▶ [Consigne 1]: D'après l'extrait sur l'excision, dans quel but les femmes pratiquent-elles les MGF sur leurs filles, selon la personne qui s'exprime ?
▶ [Consigne 2]: Dans le passage de l'extrait sur l'excision situé entre « Il s'agit aussi d'apporter » et « soit la solution. », inclus, remplacez « MGF » par « mutilations génitales féminines », puis reproduisez ce passage.

▶ [Extrait fourni]:
* * * * * * *

Il faudrait s’assurer que les gouvernements et les pays qui travaillent sur l'excision fassent quelque chose à l’échelle des communautés. De la même manière qu’en France, les programmes doivent se poursuivre, la sensibilisation doit continuer, et l’éducation aussi. Les partenariats avec les communautés doivent être conçus de façon qu’elles connaissent les lois et les conséquences de leurs actes en France. 
Il s'agit aussi d'apporter du soutien aux survivantes et aux personnes impliquées dans l’excision. Il est important que l’on ne fasse pas que punir, mais qu’on travaille main dans la main pour s’assurer que dans 10 ans ou 20 ans, on ne parle plus d’excision. 

Est-ce que vous pensez que d’envoyer des exciseuses en prison a quand même eu un impact qui a permis de lutter contre les MGF ? 

Je pense que c’est le plus gros défi pour moi, qui fait partie de cette communauté. Nous ne voulons pas séparer des familles, ni les détruire. Or souvent, les femmes qui pratiquent les MGF sur leurs filles sont aussi des victimes, et sont ignorantes sur la question. Ce que je sais, c'est qu'elles font ça pour aider leurs filles, pour qu’elles puissent se marier. Pénaliser ces femmes, je ne pense pas que ça soit la solution.

* * * * * * *

▶ [Données affichées]:
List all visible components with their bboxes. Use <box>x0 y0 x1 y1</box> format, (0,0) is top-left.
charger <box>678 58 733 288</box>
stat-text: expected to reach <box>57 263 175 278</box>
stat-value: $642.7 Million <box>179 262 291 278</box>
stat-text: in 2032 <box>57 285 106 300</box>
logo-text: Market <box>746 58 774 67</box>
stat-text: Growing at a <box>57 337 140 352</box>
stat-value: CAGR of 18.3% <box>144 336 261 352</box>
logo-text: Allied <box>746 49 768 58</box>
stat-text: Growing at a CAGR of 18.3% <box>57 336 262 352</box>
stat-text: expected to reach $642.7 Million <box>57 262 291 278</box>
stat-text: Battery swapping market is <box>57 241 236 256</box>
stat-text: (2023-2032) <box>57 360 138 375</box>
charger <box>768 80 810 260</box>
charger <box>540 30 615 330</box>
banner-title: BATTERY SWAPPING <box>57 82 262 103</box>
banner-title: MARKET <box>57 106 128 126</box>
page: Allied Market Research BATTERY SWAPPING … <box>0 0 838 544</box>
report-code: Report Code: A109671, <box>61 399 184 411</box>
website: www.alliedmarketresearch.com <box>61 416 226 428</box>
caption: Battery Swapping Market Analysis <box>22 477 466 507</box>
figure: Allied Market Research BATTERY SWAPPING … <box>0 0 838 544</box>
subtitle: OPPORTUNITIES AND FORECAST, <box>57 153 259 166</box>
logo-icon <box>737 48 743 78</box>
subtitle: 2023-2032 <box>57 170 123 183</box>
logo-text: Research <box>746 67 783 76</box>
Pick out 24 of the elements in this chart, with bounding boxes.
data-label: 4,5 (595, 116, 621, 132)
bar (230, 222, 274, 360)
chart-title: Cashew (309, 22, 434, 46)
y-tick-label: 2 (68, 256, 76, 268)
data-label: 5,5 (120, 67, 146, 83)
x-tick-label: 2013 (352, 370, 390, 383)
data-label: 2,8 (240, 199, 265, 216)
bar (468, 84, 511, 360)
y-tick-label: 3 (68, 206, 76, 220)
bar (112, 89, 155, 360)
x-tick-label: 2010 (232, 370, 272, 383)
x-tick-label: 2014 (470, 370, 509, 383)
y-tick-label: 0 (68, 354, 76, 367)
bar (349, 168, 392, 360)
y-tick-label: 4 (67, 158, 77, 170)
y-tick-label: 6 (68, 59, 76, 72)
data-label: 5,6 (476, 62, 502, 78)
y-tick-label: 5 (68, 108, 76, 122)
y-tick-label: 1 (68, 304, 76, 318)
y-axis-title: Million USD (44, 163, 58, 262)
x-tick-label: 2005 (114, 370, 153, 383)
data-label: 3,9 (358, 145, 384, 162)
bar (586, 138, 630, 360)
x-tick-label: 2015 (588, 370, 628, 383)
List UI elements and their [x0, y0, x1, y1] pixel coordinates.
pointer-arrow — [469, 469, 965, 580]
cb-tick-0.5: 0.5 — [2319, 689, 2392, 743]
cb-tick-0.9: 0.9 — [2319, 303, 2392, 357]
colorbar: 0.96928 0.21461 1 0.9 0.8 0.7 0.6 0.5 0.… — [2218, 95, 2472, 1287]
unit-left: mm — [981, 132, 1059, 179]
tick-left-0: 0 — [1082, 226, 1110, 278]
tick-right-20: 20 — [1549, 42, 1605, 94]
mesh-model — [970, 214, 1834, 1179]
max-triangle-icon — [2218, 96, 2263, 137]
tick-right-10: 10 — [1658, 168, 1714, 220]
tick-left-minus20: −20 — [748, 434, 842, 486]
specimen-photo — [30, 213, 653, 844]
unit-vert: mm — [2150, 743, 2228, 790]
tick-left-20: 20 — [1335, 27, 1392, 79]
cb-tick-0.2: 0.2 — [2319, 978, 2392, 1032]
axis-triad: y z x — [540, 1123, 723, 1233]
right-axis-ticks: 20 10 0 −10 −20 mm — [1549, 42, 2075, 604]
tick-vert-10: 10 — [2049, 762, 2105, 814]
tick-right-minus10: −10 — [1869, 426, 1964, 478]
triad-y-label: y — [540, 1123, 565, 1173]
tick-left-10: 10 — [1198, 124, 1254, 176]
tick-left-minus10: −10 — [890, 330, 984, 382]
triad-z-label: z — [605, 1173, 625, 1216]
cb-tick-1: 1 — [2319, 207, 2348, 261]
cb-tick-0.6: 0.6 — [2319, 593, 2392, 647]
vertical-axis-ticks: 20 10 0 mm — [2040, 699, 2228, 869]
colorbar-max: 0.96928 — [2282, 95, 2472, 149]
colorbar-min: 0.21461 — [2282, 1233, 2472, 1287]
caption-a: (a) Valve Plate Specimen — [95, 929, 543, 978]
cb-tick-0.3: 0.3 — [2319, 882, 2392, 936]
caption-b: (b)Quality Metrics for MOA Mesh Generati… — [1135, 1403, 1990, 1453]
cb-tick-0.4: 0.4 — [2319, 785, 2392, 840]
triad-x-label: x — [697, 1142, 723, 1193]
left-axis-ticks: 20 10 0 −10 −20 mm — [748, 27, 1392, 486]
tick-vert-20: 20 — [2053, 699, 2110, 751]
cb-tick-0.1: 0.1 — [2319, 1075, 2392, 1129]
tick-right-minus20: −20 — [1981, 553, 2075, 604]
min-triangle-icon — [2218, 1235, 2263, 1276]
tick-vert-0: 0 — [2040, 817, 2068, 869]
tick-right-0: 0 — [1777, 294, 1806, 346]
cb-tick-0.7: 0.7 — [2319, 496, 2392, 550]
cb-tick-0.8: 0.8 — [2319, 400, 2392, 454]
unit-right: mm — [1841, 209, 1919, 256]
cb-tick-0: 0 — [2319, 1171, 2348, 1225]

* * * * * * *

▶ [Réponse 1]: Elles le font pour aider leurs filles, afin qu'elles puissent se marier.

▶ [Réponse 2]:
Il s'agit aussi d'apporter du soutien aux survivantes et aux personnes impliquées dans l’excision. Il est important que l’on ne fasse pas que punir, mais qu’on travaille main dans la main pour s’assurer que dans 10 ans ou 20 ans, on ne parle plus d’excision. 

Est-ce que vous pensez que d’envoyer des exciseuses en prison a quand même eu un impact qui a permis de lutter contre les mutilations génitales féminines ? 

Je pense que c’est le plus gros défi pour moi, qui fait partie de cette communauté. Nous ne voulons pas séparer des familles, ni les détruire. Or souvent, les femmes qui pratiquent les mutilations génitales féminines sur leurs filles sont aussi des victimes, et sont ignorantes sur la question. Ce que je sais, c'est qu'elles font ça pour aider leurs filles, pour qu’elles puissent se marier. Pénaliser ces femmes, je ne pense pas que ça soit la solution.